(Extracted information)
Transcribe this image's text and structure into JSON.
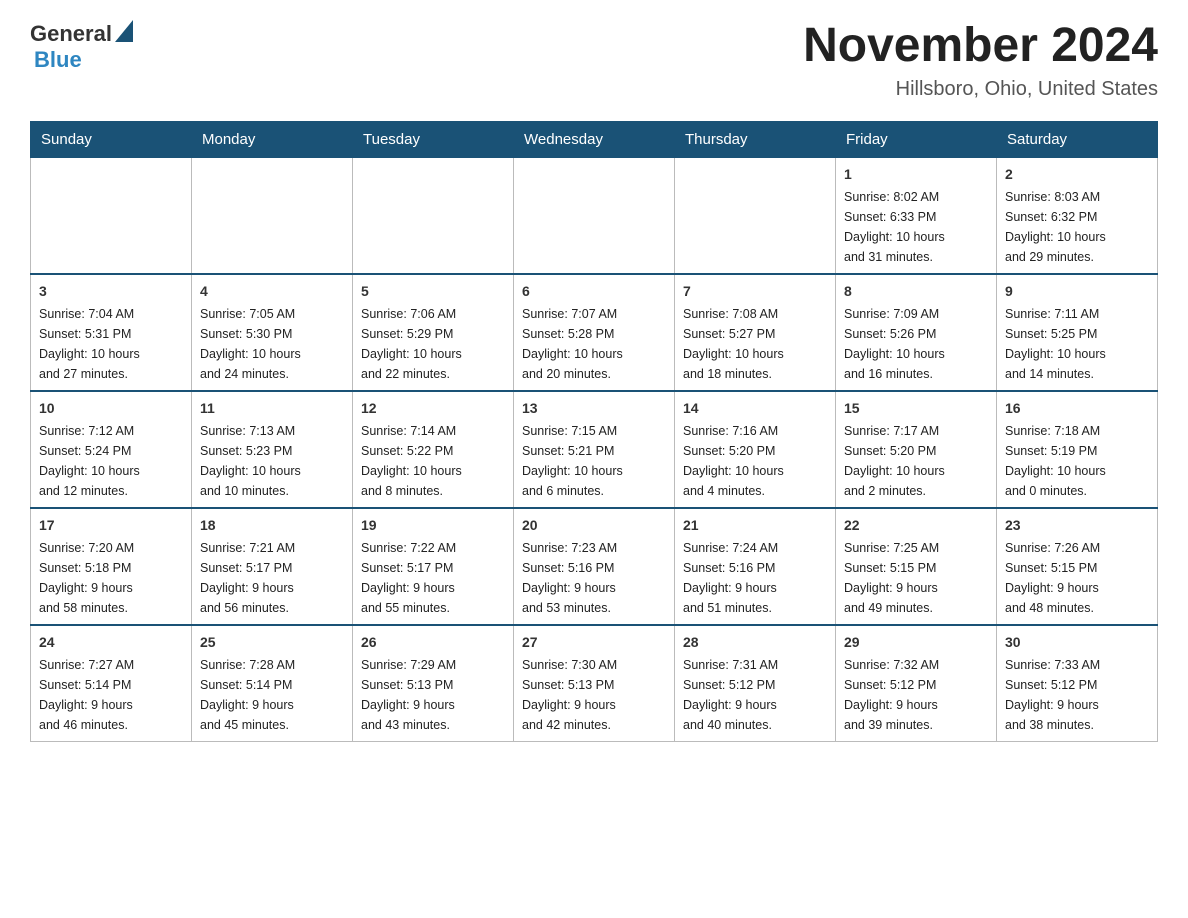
{
  "logo": {
    "general": "General",
    "blue": "Blue"
  },
  "title": "November 2024",
  "location": "Hillsboro, Ohio, United States",
  "weekdays": [
    "Sunday",
    "Monday",
    "Tuesday",
    "Wednesday",
    "Thursday",
    "Friday",
    "Saturday"
  ],
  "weeks": [
    [
      {
        "day": "",
        "info": ""
      },
      {
        "day": "",
        "info": ""
      },
      {
        "day": "",
        "info": ""
      },
      {
        "day": "",
        "info": ""
      },
      {
        "day": "",
        "info": ""
      },
      {
        "day": "1",
        "info": "Sunrise: 8:02 AM\nSunset: 6:33 PM\nDaylight: 10 hours\nand 31 minutes."
      },
      {
        "day": "2",
        "info": "Sunrise: 8:03 AM\nSunset: 6:32 PM\nDaylight: 10 hours\nand 29 minutes."
      }
    ],
    [
      {
        "day": "3",
        "info": "Sunrise: 7:04 AM\nSunset: 5:31 PM\nDaylight: 10 hours\nand 27 minutes."
      },
      {
        "day": "4",
        "info": "Sunrise: 7:05 AM\nSunset: 5:30 PM\nDaylight: 10 hours\nand 24 minutes."
      },
      {
        "day": "5",
        "info": "Sunrise: 7:06 AM\nSunset: 5:29 PM\nDaylight: 10 hours\nand 22 minutes."
      },
      {
        "day": "6",
        "info": "Sunrise: 7:07 AM\nSunset: 5:28 PM\nDaylight: 10 hours\nand 20 minutes."
      },
      {
        "day": "7",
        "info": "Sunrise: 7:08 AM\nSunset: 5:27 PM\nDaylight: 10 hours\nand 18 minutes."
      },
      {
        "day": "8",
        "info": "Sunrise: 7:09 AM\nSunset: 5:26 PM\nDaylight: 10 hours\nand 16 minutes."
      },
      {
        "day": "9",
        "info": "Sunrise: 7:11 AM\nSunset: 5:25 PM\nDaylight: 10 hours\nand 14 minutes."
      }
    ],
    [
      {
        "day": "10",
        "info": "Sunrise: 7:12 AM\nSunset: 5:24 PM\nDaylight: 10 hours\nand 12 minutes."
      },
      {
        "day": "11",
        "info": "Sunrise: 7:13 AM\nSunset: 5:23 PM\nDaylight: 10 hours\nand 10 minutes."
      },
      {
        "day": "12",
        "info": "Sunrise: 7:14 AM\nSunset: 5:22 PM\nDaylight: 10 hours\nand 8 minutes."
      },
      {
        "day": "13",
        "info": "Sunrise: 7:15 AM\nSunset: 5:21 PM\nDaylight: 10 hours\nand 6 minutes."
      },
      {
        "day": "14",
        "info": "Sunrise: 7:16 AM\nSunset: 5:20 PM\nDaylight: 10 hours\nand 4 minutes."
      },
      {
        "day": "15",
        "info": "Sunrise: 7:17 AM\nSunset: 5:20 PM\nDaylight: 10 hours\nand 2 minutes."
      },
      {
        "day": "16",
        "info": "Sunrise: 7:18 AM\nSunset: 5:19 PM\nDaylight: 10 hours\nand 0 minutes."
      }
    ],
    [
      {
        "day": "17",
        "info": "Sunrise: 7:20 AM\nSunset: 5:18 PM\nDaylight: 9 hours\nand 58 minutes."
      },
      {
        "day": "18",
        "info": "Sunrise: 7:21 AM\nSunset: 5:17 PM\nDaylight: 9 hours\nand 56 minutes."
      },
      {
        "day": "19",
        "info": "Sunrise: 7:22 AM\nSunset: 5:17 PM\nDaylight: 9 hours\nand 55 minutes."
      },
      {
        "day": "20",
        "info": "Sunrise: 7:23 AM\nSunset: 5:16 PM\nDaylight: 9 hours\nand 53 minutes."
      },
      {
        "day": "21",
        "info": "Sunrise: 7:24 AM\nSunset: 5:16 PM\nDaylight: 9 hours\nand 51 minutes."
      },
      {
        "day": "22",
        "info": "Sunrise: 7:25 AM\nSunset: 5:15 PM\nDaylight: 9 hours\nand 49 minutes."
      },
      {
        "day": "23",
        "info": "Sunrise: 7:26 AM\nSunset: 5:15 PM\nDaylight: 9 hours\nand 48 minutes."
      }
    ],
    [
      {
        "day": "24",
        "info": "Sunrise: 7:27 AM\nSunset: 5:14 PM\nDaylight: 9 hours\nand 46 minutes."
      },
      {
        "day": "25",
        "info": "Sunrise: 7:28 AM\nSunset: 5:14 PM\nDaylight: 9 hours\nand 45 minutes."
      },
      {
        "day": "26",
        "info": "Sunrise: 7:29 AM\nSunset: 5:13 PM\nDaylight: 9 hours\nand 43 minutes."
      },
      {
        "day": "27",
        "info": "Sunrise: 7:30 AM\nSunset: 5:13 PM\nDaylight: 9 hours\nand 42 minutes."
      },
      {
        "day": "28",
        "info": "Sunrise: 7:31 AM\nSunset: 5:12 PM\nDaylight: 9 hours\nand 40 minutes."
      },
      {
        "day": "29",
        "info": "Sunrise: 7:32 AM\nSunset: 5:12 PM\nDaylight: 9 hours\nand 39 minutes."
      },
      {
        "day": "30",
        "info": "Sunrise: 7:33 AM\nSunset: 5:12 PM\nDaylight: 9 hours\nand 38 minutes."
      }
    ]
  ]
}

(Task objective) Write out every entry again word for word, without any of the pictures.

(Task result)
Transcribe this image's text and structure into JSON.
{
  "logo": {
    "general": "General",
    "blue": "Blue"
  },
  "title": "November 2024",
  "location": "Hillsboro, Ohio, United States",
  "weekdays": [
    "Sunday",
    "Monday",
    "Tuesday",
    "Wednesday",
    "Thursday",
    "Friday",
    "Saturday"
  ],
  "weeks": [
    [
      {
        "day": "",
        "info": ""
      },
      {
        "day": "",
        "info": ""
      },
      {
        "day": "",
        "info": ""
      },
      {
        "day": "",
        "info": ""
      },
      {
        "day": "",
        "info": ""
      },
      {
        "day": "1",
        "info": "Sunrise: 8:02 AM\nSunset: 6:33 PM\nDaylight: 10 hours\nand 31 minutes."
      },
      {
        "day": "2",
        "info": "Sunrise: 8:03 AM\nSunset: 6:32 PM\nDaylight: 10 hours\nand 29 minutes."
      }
    ],
    [
      {
        "day": "3",
        "info": "Sunrise: 7:04 AM\nSunset: 5:31 PM\nDaylight: 10 hours\nand 27 minutes."
      },
      {
        "day": "4",
        "info": "Sunrise: 7:05 AM\nSunset: 5:30 PM\nDaylight: 10 hours\nand 24 minutes."
      },
      {
        "day": "5",
        "info": "Sunrise: 7:06 AM\nSunset: 5:29 PM\nDaylight: 10 hours\nand 22 minutes."
      },
      {
        "day": "6",
        "info": "Sunrise: 7:07 AM\nSunset: 5:28 PM\nDaylight: 10 hours\nand 20 minutes."
      },
      {
        "day": "7",
        "info": "Sunrise: 7:08 AM\nSunset: 5:27 PM\nDaylight: 10 hours\nand 18 minutes."
      },
      {
        "day": "8",
        "info": "Sunrise: 7:09 AM\nSunset: 5:26 PM\nDaylight: 10 hours\nand 16 minutes."
      },
      {
        "day": "9",
        "info": "Sunrise: 7:11 AM\nSunset: 5:25 PM\nDaylight: 10 hours\nand 14 minutes."
      }
    ],
    [
      {
        "day": "10",
        "info": "Sunrise: 7:12 AM\nSunset: 5:24 PM\nDaylight: 10 hours\nand 12 minutes."
      },
      {
        "day": "11",
        "info": "Sunrise: 7:13 AM\nSunset: 5:23 PM\nDaylight: 10 hours\nand 10 minutes."
      },
      {
        "day": "12",
        "info": "Sunrise: 7:14 AM\nSunset: 5:22 PM\nDaylight: 10 hours\nand 8 minutes."
      },
      {
        "day": "13",
        "info": "Sunrise: 7:15 AM\nSunset: 5:21 PM\nDaylight: 10 hours\nand 6 minutes."
      },
      {
        "day": "14",
        "info": "Sunrise: 7:16 AM\nSunset: 5:20 PM\nDaylight: 10 hours\nand 4 minutes."
      },
      {
        "day": "15",
        "info": "Sunrise: 7:17 AM\nSunset: 5:20 PM\nDaylight: 10 hours\nand 2 minutes."
      },
      {
        "day": "16",
        "info": "Sunrise: 7:18 AM\nSunset: 5:19 PM\nDaylight: 10 hours\nand 0 minutes."
      }
    ],
    [
      {
        "day": "17",
        "info": "Sunrise: 7:20 AM\nSunset: 5:18 PM\nDaylight: 9 hours\nand 58 minutes."
      },
      {
        "day": "18",
        "info": "Sunrise: 7:21 AM\nSunset: 5:17 PM\nDaylight: 9 hours\nand 56 minutes."
      },
      {
        "day": "19",
        "info": "Sunrise: 7:22 AM\nSunset: 5:17 PM\nDaylight: 9 hours\nand 55 minutes."
      },
      {
        "day": "20",
        "info": "Sunrise: 7:23 AM\nSunset: 5:16 PM\nDaylight: 9 hours\nand 53 minutes."
      },
      {
        "day": "21",
        "info": "Sunrise: 7:24 AM\nSunset: 5:16 PM\nDaylight: 9 hours\nand 51 minutes."
      },
      {
        "day": "22",
        "info": "Sunrise: 7:25 AM\nSunset: 5:15 PM\nDaylight: 9 hours\nand 49 minutes."
      },
      {
        "day": "23",
        "info": "Sunrise: 7:26 AM\nSunset: 5:15 PM\nDaylight: 9 hours\nand 48 minutes."
      }
    ],
    [
      {
        "day": "24",
        "info": "Sunrise: 7:27 AM\nSunset: 5:14 PM\nDaylight: 9 hours\nand 46 minutes."
      },
      {
        "day": "25",
        "info": "Sunrise: 7:28 AM\nSunset: 5:14 PM\nDaylight: 9 hours\nand 45 minutes."
      },
      {
        "day": "26",
        "info": "Sunrise: 7:29 AM\nSunset: 5:13 PM\nDaylight: 9 hours\nand 43 minutes."
      },
      {
        "day": "27",
        "info": "Sunrise: 7:30 AM\nSunset: 5:13 PM\nDaylight: 9 hours\nand 42 minutes."
      },
      {
        "day": "28",
        "info": "Sunrise: 7:31 AM\nSunset: 5:12 PM\nDaylight: 9 hours\nand 40 minutes."
      },
      {
        "day": "29",
        "info": "Sunrise: 7:32 AM\nSunset: 5:12 PM\nDaylight: 9 hours\nand 39 minutes."
      },
      {
        "day": "30",
        "info": "Sunrise: 7:33 AM\nSunset: 5:12 PM\nDaylight: 9 hours\nand 38 minutes."
      }
    ]
  ]
}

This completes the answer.